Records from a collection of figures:
***
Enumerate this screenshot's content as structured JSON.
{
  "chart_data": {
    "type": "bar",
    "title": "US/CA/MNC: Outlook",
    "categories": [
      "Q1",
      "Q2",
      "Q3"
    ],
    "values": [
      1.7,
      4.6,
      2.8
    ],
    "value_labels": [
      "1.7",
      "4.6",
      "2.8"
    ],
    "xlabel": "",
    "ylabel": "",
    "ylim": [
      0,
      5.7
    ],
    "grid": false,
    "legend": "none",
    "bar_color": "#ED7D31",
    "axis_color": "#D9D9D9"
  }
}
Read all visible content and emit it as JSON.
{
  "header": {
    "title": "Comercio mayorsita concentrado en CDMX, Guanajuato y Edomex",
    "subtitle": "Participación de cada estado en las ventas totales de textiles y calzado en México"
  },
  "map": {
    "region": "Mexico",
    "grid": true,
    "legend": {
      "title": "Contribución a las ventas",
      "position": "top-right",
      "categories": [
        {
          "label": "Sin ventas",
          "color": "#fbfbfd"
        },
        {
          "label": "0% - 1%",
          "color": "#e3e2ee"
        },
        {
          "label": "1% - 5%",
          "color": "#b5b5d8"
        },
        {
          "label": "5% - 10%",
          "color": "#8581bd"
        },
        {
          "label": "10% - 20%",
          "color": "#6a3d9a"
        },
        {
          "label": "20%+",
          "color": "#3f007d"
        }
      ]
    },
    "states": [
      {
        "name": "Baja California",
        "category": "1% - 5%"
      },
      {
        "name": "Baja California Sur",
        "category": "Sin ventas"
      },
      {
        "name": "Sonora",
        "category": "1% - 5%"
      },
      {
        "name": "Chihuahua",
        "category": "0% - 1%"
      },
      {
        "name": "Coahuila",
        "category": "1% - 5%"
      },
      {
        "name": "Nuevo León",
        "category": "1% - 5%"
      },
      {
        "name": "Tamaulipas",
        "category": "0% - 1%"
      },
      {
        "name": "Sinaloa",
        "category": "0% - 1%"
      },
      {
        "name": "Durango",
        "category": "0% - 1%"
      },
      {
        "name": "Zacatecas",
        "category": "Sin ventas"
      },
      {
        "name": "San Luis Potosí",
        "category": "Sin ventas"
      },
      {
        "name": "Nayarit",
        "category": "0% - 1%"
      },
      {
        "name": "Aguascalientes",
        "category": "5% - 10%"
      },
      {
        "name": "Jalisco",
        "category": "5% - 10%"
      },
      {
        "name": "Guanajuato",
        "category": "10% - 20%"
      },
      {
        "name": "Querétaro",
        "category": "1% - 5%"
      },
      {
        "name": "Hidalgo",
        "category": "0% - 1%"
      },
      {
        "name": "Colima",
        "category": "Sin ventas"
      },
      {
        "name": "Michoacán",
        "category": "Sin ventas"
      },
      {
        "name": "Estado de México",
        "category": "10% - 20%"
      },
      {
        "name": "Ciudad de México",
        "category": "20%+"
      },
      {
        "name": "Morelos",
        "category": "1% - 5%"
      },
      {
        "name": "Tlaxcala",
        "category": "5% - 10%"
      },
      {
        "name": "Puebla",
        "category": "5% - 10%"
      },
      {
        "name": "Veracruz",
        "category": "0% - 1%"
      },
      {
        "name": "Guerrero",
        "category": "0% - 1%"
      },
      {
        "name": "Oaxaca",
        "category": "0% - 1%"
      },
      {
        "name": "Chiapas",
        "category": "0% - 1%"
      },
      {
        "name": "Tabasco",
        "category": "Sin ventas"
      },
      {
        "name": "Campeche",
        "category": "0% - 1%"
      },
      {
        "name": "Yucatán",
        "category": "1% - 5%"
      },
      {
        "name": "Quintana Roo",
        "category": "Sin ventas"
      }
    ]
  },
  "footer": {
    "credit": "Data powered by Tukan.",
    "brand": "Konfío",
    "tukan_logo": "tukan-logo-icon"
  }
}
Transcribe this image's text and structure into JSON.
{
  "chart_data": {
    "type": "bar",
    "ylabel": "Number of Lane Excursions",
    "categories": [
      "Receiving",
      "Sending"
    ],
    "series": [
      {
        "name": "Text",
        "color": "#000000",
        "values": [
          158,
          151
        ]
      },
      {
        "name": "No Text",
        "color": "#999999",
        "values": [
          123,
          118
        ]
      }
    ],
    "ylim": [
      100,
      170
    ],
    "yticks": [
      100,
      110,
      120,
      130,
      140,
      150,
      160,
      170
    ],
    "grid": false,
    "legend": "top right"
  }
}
***
Written exercise: Every record shown above should be written out again exactly.

Finished answer:
Enumerate this screenshot's content as structured JSON.
{
  "chart_data": {
    "type": "bar",
    "title": "US/CA/MNC: Outlook",
    "categories": [
      "Q1",
      "Q2",
      "Q3"
    ],
    "values": [
      1.7,
      4.6,
      2.8
    ],
    "value_labels": [
      "1.7",
      "4.6",
      "2.8"
    ],
    "xlabel": "",
    "ylabel": "",
    "ylim": [
      0,
      5.7
    ],
    "grid": false,
    "legend": "none",
    "bar_color": "#ED7D31",
    "axis_color": "#D9D9D9"
  }
}
Read all visible content and emit it as JSON.
{
  "header": {
    "title": "Comercio mayorsita concentrado en CDMX, Guanajuato y Edomex",
    "subtitle": "Participación de cada estado en las ventas totales de textiles y calzado en México"
  },
  "map": {
    "region": "Mexico",
    "grid": true,
    "legend": {
      "title": "Contribución a las ventas",
      "position": "top-right",
      "categories": [
        {
          "label": "Sin ventas",
          "color": "#fbfbfd"
        },
        {
          "label": "0% - 1%",
          "color": "#e3e2ee"
        },
        {
          "label": "1% - 5%",
          "color": "#b5b5d8"
        },
        {
          "label": "5% - 10%",
          "color": "#8581bd"
        },
        {
          "label": "10% - 20%",
          "color": "#6a3d9a"
        },
        {
          "label": "20%+",
          "color": "#3f007d"
        }
      ]
    },
    "states": [
      {
        "name": "Baja California",
        "category": "1% - 5%"
      },
      {
        "name": "Baja California Sur",
        "category": "Sin ventas"
      },
      {
        "name": "Sonora",
        "category": "1% - 5%"
      },
      {
        "name": "Chihuahua",
        "category": "0% - 1%"
      },
      {
        "name": "Coahuila",
        "category": "1% - 5%"
      },
      {
        "name": "Nuevo León",
        "category": "1% - 5%"
      },
      {
        "name": "Tamaulipas",
        "category": "0% - 1%"
      },
      {
        "name": "Sinaloa",
        "category": "0% - 1%"
      },
      {
        "name": "Durango",
        "category": "0% - 1%"
      },
      {
        "name": "Zacatecas",
        "category": "Sin ventas"
      },
      {
        "name": "San Luis Potosí",
        "category": "Sin ventas"
      },
      {
        "name": "Nayarit",
        "category": "0% - 1%"
      },
      {
        "name": "Aguascalientes",
        "category": "5% - 10%"
      },
      {
        "name": "Jalisco",
        "category": "5% - 10%"
      },
      {
        "name": "Guanajuato",
        "category": "10% - 20%"
      },
      {
        "name": "Querétaro",
        "category": "1% - 5%"
      },
      {
        "name": "Hidalgo",
        "category": "0% - 1%"
      },
      {
        "name": "Colima",
        "category": "Sin ventas"
      },
      {
        "name": "Michoacán",
        "category": "Sin ventas"
      },
      {
        "name": "Estado de México",
        "category": "10% - 20%"
      },
      {
        "name": "Ciudad de México",
        "category": "20%+"
      },
      {
        "name": "Morelos",
        "category": "1% - 5%"
      },
      {
        "name": "Tlaxcala",
        "category": "5% - 10%"
      },
      {
        "name": "Puebla",
        "category": "5% - 10%"
      },
      {
        "name": "Veracruz",
        "category": "0% - 1%"
      },
      {
        "name": "Guerrero",
        "category": "0% - 1%"
      },
      {
        "name": "Oaxaca",
        "category": "0% - 1%"
      },
      {
        "name": "Chiapas",
        "category": "0% - 1%"
      },
      {
        "name": "Tabasco",
        "category": "Sin ventas"
      },
      {
        "name": "Campeche",
        "category": "0% - 1%"
      },
      {
        "name": "Yucatán",
        "category": "1% - 5%"
      },
      {
        "name": "Quintana Roo",
        "category": "Sin ventas"
      }
    ]
  },
  "footer": {
    "credit": "Data powered by Tukan.",
    "brand": "Konfío",
    "tukan_logo": "tukan-logo-icon"
  }
}
Transcribe this image's text and structure into JSON.
{
  "chart_data": {
    "type": "bar",
    "ylabel": "Number of Lane Excursions",
    "categories": [
      "Receiving",
      "Sending"
    ],
    "series": [
      {
        "name": "Text",
        "color": "#000000",
        "values": [
          158,
          151
        ]
      },
      {
        "name": "No Text",
        "color": "#999999",
        "values": [
          123,
          118
        ]
      }
    ],
    "ylim": [
      100,
      170
    ],
    "yticks": [
      100,
      110,
      120,
      130,
      140,
      150,
      160,
      170
    ],
    "grid": false,
    "legend": "top right"
  }
}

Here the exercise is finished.